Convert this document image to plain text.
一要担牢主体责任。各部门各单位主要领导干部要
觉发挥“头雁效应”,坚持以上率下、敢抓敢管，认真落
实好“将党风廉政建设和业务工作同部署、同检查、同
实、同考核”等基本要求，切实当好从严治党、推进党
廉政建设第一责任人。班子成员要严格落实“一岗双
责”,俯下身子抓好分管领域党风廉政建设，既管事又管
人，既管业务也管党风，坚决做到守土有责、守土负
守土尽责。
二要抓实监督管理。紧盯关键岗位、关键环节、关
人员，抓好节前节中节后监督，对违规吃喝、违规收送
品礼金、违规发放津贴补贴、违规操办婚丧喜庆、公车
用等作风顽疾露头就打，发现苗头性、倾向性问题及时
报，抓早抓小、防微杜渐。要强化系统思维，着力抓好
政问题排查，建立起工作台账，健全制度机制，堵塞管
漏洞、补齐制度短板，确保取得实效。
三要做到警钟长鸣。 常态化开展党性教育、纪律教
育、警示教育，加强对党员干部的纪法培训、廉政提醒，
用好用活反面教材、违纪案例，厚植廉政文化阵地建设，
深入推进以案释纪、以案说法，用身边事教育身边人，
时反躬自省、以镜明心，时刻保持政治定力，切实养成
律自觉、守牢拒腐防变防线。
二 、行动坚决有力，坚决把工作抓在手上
■ ■ ■ ■ ■
• **What needs to be done**
Please quote the records above exactly, without skipping a line.

• **Task response**
Convert this document image to plain text.
一要担牢主体责任。各部门各单位主要领导干部要
觉发挥“头雁效应”,坚持以上率下、敢抓敢管，认真落
实好“将党风廉政建设和业务工作同部署、同检查、同
实、同考核”等基本要求，切实当好从严治党、推进党
廉政建设第一责任人。班子成员要严格落实“一岗双
责”,俯下身子抓好分管领域党风廉政建设，既管事又管
人，既管业务也管党风，坚决做到守土有责、守土负
守土尽责。
二要抓实监督管理。紧盯关键岗位、关键环节、关
人员，抓好节前节中节后监督，对违规吃喝、违规收送
品礼金、违规发放津贴补贴、违规操办婚丧喜庆、公车
用等作风顽疾露头就打，发现苗头性、倾向性问题及时
报，抓早抓小、防微杜渐。要强化系统思维，着力抓好
政问题排查，建立起工作台账，健全制度机制，堵塞管
漏洞、补齐制度短板，确保取得实效。
三要做到警钟长鸣。 常态化开展党性教育、纪律教
育、警示教育，加强对党员干部的纪法培训、廉政提醒，
用好用活反面教材、违纪案例，厚植廉政文化阵地建设，
深入推进以案释纪、以案说法，用身边事教育身边人，
时反躬自省、以镜明心，时刻保持政治定力，切实养成
律自觉、守牢拒腐防变防线。
二 、行动坚决有力，坚决把工作抓在手上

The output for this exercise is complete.